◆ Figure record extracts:

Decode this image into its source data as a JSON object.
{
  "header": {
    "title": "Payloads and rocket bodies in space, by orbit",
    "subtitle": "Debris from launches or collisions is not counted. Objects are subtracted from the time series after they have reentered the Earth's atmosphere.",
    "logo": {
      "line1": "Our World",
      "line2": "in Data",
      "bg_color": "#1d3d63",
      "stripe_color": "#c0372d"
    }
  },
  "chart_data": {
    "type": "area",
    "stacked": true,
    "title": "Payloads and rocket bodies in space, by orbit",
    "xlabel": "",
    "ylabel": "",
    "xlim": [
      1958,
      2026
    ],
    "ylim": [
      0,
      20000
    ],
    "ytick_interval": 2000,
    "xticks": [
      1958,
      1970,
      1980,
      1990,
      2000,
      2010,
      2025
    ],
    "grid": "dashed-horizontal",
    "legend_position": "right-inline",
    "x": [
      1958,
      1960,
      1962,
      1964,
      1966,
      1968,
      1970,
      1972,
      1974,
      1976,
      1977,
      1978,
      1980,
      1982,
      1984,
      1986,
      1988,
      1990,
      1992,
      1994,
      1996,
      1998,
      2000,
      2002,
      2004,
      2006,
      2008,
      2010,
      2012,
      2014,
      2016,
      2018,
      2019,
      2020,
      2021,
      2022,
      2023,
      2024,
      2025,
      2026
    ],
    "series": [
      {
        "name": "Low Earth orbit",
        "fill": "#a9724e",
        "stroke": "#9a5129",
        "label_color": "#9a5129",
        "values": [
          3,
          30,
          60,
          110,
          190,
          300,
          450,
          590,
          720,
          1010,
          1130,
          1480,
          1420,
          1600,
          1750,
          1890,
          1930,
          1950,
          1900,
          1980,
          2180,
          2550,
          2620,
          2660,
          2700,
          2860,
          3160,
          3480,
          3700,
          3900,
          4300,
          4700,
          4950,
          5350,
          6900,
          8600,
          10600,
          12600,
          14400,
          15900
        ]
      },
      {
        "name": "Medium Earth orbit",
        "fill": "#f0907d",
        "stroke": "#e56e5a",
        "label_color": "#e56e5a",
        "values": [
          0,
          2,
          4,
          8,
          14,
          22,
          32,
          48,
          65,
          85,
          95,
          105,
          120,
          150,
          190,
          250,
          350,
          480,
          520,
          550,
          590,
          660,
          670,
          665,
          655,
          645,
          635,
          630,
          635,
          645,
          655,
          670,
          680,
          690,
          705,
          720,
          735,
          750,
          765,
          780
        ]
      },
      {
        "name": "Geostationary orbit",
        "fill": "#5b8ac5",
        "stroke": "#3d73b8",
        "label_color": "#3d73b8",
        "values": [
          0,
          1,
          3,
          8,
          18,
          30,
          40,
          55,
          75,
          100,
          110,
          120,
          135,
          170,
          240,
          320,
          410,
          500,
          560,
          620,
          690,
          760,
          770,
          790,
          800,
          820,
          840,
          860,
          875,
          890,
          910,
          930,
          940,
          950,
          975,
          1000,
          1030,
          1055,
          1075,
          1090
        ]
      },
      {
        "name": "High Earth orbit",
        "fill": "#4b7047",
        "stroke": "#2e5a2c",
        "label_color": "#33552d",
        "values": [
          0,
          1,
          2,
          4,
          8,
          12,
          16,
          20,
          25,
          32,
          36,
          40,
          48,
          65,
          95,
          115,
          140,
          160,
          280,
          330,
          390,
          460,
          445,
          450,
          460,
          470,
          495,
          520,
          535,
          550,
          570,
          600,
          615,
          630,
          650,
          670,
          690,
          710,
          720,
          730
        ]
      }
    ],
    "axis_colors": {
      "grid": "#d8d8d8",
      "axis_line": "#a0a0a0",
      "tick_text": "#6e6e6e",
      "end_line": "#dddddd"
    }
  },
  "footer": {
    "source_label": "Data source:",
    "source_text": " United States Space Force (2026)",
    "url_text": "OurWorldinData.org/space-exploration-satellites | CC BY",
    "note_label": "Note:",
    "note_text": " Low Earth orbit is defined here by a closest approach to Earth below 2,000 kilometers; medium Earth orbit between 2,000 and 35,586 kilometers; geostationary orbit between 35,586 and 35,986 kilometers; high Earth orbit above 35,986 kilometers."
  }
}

◆ Requirement: Repeat the records above exactly, leaving none out.

◆ Task response:
Decode this image into its source data as a JSON object.
{
  "header": {
    "title": "Payloads and rocket bodies in space, by orbit",
    "subtitle": "Debris from launches or collisions is not counted. Objects are subtracted from the time series after they have reentered the Earth's atmosphere.",
    "logo": {
      "line1": "Our World",
      "line2": "in Data",
      "bg_color": "#1d3d63",
      "stripe_color": "#c0372d"
    }
  },
  "chart_data": {
    "type": "area",
    "stacked": true,
    "title": "Payloads and rocket bodies in space, by orbit",
    "xlabel": "",
    "ylabel": "",
    "xlim": [
      1958,
      2026
    ],
    "ylim": [
      0,
      20000
    ],
    "ytick_interval": 2000,
    "xticks": [
      1958,
      1970,
      1980,
      1990,
      2000,
      2010,
      2025
    ],
    "grid": "dashed-horizontal",
    "legend_position": "right-inline",
    "x": [
      1958,
      1960,
      1962,
      1964,
      1966,
      1968,
      1970,
      1972,
      1974,
      1976,
      1977,
      1978,
      1980,
      1982,
      1984,
      1986,
      1988,
      1990,
      1992,
      1994,
      1996,
      1998,
      2000,
      2002,
      2004,
      2006,
      2008,
      2010,
      2012,
      2014,
      2016,
      2018,
      2019,
      2020,
      2021,
      2022,
      2023,
      2024,
      2025,
      2026
    ],
    "series": [
      {
        "name": "Low Earth orbit",
        "fill": "#a9724e",
        "stroke": "#9a5129",
        "label_color": "#9a5129",
        "values": [
          3,
          30,
          60,
          110,
          190,
          300,
          450,
          590,
          720,
          1010,
          1130,
          1480,
          1420,
          1600,
          1750,
          1890,
          1930,
          1950,
          1900,
          1980,
          2180,
          2550,
          2620,
          2660,
          2700,
          2860,
          3160,
          3480,
          3700,
          3900,
          4300,
          4700,
          4950,
          5350,
          6900,
          8600,
          10600,
          12600,
          14400,
          15900
        ]
      },
      {
        "name": "Medium Earth orbit",
        "fill": "#f0907d",
        "stroke": "#e56e5a",
        "label_color": "#e56e5a",
        "values": [
          0,
          2,
          4,
          8,
          14,
          22,
          32,
          48,
          65,
          85,
          95,
          105,
          120,
          150,
          190,
          250,
          350,
          480,
          520,
          550,
          590,
          660,
          670,
          665,
          655,
          645,
          635,
          630,
          635,
          645,
          655,
          670,
          680,
          690,
          705,
          720,
          735,
          750,
          765,
          780
        ]
      },
      {
        "name": "Geostationary orbit",
        "fill": "#5b8ac5",
        "stroke": "#3d73b8",
        "label_color": "#3d73b8",
        "values": [
          0,
          1,
          3,
          8,
          18,
          30,
          40,
          55,
          75,
          100,
          110,
          120,
          135,
          170,
          240,
          320,
          410,
          500,
          560,
          620,
          690,
          760,
          770,
          790,
          800,
          820,
          840,
          860,
          875,
          890,
          910,
          930,
          940,
          950,
          975,
          1000,
          1030,
          1055,
          1075,
          1090
        ]
      },
      {
        "name": "High Earth orbit",
        "fill": "#4b7047",
        "stroke": "#2e5a2c",
        "label_color": "#33552d",
        "values": [
          0,
          1,
          2,
          4,
          8,
          12,
          16,
          20,
          25,
          32,
          36,
          40,
          48,
          65,
          95,
          115,
          140,
          160,
          280,
          330,
          390,
          460,
          445,
          450,
          460,
          470,
          495,
          520,
          535,
          550,
          570,
          600,
          615,
          630,
          650,
          670,
          690,
          710,
          720,
          730
        ]
      }
    ],
    "axis_colors": {
      "grid": "#d8d8d8",
      "axis_line": "#a0a0a0",
      "tick_text": "#6e6e6e",
      "end_line": "#dddddd"
    }
  },
  "footer": {
    "source_label": "Data source:",
    "source_text": " United States Space Force (2026)",
    "url_text": "OurWorldinData.org/space-exploration-satellites | CC BY",
    "note_label": "Note:",
    "note_text": " Low Earth orbit is defined here by a closest approach to Earth below 2,000 kilometers; medium Earth orbit between 2,000 and 35,586 kilometers; geostationary orbit between 35,586 and 35,986 kilometers; high Earth orbit above 35,986 kilometers."
  }
}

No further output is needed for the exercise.